__REQUIREMENT__.
Rewrite the lines from the first one through the line with "bullet-icon: • (70, 413, 78, 428)", putting "folder-symbol" in place of "folder-icon" and leaving everything else as it is.

__ENTRIES SHOWN__.
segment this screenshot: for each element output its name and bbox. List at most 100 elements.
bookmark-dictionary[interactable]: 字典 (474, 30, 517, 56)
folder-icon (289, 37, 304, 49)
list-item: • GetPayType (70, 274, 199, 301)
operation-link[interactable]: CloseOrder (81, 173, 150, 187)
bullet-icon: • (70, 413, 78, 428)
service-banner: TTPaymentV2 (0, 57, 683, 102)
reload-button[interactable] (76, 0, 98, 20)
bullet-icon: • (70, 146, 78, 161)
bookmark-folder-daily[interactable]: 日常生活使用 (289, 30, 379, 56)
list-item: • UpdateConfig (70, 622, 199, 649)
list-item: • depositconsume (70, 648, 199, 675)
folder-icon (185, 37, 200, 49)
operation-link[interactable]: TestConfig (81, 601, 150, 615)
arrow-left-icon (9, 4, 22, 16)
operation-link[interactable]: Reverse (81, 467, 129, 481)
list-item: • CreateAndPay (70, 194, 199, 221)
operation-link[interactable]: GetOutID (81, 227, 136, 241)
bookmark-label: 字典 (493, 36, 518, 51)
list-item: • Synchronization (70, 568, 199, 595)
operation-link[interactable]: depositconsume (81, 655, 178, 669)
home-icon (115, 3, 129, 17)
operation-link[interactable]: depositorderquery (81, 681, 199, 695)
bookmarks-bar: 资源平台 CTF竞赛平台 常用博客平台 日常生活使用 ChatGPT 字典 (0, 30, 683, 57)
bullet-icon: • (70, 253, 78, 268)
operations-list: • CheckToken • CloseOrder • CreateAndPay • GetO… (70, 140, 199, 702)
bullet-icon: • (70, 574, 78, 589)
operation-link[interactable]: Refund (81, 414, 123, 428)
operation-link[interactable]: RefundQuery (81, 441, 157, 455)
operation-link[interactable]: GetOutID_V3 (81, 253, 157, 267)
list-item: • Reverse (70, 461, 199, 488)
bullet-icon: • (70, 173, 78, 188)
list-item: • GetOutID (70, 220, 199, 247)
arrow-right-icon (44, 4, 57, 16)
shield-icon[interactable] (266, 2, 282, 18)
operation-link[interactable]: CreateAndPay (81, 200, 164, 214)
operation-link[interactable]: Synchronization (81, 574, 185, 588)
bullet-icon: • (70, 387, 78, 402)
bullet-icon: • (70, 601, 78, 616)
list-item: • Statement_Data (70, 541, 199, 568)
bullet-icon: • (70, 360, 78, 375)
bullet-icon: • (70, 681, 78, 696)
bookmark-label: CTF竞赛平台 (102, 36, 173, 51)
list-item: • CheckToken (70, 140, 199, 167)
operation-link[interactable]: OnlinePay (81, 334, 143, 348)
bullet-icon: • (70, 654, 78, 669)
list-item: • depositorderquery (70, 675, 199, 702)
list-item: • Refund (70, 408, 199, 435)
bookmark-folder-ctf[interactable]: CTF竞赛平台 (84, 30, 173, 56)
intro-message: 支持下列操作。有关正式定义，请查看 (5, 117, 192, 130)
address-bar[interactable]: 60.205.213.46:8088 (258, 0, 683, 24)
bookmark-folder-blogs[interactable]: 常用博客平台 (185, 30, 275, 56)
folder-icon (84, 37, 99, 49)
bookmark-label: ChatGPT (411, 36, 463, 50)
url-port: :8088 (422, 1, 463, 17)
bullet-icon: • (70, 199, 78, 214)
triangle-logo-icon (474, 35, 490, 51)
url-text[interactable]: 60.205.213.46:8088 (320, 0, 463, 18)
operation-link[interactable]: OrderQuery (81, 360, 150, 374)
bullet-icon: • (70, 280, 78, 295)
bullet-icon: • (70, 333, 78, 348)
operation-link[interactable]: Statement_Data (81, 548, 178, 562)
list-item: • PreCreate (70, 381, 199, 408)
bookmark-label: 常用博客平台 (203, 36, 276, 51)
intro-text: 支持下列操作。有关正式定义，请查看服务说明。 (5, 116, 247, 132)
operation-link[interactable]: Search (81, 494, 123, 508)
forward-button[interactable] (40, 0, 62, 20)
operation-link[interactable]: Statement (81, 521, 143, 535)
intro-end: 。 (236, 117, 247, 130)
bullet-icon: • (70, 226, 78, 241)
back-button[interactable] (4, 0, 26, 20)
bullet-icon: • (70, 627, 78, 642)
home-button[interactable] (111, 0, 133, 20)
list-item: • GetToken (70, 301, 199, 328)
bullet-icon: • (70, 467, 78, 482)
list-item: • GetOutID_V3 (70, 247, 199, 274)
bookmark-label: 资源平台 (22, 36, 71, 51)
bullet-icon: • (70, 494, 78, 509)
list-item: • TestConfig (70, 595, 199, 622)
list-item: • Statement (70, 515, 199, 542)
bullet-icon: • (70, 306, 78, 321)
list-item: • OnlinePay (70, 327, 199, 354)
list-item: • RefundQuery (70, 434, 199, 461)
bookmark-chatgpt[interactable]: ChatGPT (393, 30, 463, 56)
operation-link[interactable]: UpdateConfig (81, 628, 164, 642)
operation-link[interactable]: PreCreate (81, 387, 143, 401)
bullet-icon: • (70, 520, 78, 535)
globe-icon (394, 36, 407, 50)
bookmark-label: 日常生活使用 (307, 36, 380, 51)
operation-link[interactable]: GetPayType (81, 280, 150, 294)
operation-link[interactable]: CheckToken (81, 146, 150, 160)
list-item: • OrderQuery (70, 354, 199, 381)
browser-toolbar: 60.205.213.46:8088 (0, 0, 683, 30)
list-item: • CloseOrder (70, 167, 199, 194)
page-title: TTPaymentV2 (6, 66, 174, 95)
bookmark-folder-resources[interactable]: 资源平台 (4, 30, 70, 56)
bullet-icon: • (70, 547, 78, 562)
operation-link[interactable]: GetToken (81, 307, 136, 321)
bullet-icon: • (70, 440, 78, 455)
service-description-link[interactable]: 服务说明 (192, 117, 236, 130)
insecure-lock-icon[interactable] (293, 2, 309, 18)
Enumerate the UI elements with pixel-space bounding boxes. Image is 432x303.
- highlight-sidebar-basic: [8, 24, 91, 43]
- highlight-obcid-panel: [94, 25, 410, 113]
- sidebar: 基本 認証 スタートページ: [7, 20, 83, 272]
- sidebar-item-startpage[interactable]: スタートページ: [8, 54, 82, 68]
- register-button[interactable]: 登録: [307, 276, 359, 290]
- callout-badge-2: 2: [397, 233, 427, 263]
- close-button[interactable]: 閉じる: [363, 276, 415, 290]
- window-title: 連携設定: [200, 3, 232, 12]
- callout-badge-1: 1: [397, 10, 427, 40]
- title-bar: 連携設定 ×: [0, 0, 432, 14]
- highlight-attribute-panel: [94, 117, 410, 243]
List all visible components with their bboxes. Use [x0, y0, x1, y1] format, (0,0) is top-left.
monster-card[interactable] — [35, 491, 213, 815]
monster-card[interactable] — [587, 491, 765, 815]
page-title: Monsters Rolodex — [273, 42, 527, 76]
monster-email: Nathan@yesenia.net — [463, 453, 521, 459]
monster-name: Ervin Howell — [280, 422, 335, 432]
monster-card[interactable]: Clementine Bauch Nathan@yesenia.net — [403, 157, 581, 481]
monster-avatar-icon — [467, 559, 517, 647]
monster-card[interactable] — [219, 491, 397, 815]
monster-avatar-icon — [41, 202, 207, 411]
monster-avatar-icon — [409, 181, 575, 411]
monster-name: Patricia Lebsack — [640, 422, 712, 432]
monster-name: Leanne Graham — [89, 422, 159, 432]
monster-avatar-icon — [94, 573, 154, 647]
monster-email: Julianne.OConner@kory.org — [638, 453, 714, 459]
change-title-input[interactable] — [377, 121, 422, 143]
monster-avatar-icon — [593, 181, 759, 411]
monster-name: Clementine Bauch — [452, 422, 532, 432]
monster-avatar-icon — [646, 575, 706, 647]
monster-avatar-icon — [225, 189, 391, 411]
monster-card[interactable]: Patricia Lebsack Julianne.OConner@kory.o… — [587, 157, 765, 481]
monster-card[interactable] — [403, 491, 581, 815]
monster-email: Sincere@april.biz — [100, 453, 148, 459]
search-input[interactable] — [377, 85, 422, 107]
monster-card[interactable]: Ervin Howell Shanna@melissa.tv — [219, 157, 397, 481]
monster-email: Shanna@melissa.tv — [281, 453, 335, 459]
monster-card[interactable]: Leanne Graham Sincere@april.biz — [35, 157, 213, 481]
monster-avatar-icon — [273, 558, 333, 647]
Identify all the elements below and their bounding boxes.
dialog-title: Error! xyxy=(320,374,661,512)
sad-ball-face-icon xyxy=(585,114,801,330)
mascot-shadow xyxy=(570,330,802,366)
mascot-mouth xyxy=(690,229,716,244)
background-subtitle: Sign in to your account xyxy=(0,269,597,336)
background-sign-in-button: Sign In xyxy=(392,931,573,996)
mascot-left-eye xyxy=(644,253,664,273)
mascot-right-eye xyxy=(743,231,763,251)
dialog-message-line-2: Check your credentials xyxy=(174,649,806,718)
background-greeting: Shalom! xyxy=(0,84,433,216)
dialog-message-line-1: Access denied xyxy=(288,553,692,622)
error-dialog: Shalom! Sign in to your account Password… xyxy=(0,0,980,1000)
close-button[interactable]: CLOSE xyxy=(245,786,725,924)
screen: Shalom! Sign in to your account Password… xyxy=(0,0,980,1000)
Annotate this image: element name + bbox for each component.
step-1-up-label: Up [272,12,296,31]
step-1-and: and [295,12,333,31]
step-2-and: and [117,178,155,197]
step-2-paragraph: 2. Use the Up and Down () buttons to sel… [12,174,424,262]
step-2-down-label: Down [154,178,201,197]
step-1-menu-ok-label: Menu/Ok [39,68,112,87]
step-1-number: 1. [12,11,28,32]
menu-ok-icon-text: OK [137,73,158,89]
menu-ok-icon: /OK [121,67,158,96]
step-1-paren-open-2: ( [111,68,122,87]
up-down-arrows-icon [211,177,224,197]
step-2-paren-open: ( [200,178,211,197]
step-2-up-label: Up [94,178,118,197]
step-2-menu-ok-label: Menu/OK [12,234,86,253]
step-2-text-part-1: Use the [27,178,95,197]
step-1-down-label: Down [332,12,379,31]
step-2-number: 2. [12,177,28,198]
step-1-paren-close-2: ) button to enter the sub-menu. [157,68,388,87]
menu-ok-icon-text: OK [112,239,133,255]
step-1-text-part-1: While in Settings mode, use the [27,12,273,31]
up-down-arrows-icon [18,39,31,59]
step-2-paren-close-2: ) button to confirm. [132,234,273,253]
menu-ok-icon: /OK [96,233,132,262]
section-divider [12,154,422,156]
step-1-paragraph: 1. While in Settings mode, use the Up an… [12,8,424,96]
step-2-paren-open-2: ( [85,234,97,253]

__SOLVED EXERCISE__.
segment this screenshot: for each element output its name and bbox. List at most 100 elements.
bookmark-dictionary[interactable]: 字典 (474, 30, 517, 56)
folder-symbol (289, 37, 304, 49)
list-item: • GetPayType (70, 274, 199, 301)
operation-link[interactable]: CloseOrder (81, 173, 150, 187)
bullet-icon: • (70, 413, 78, 428)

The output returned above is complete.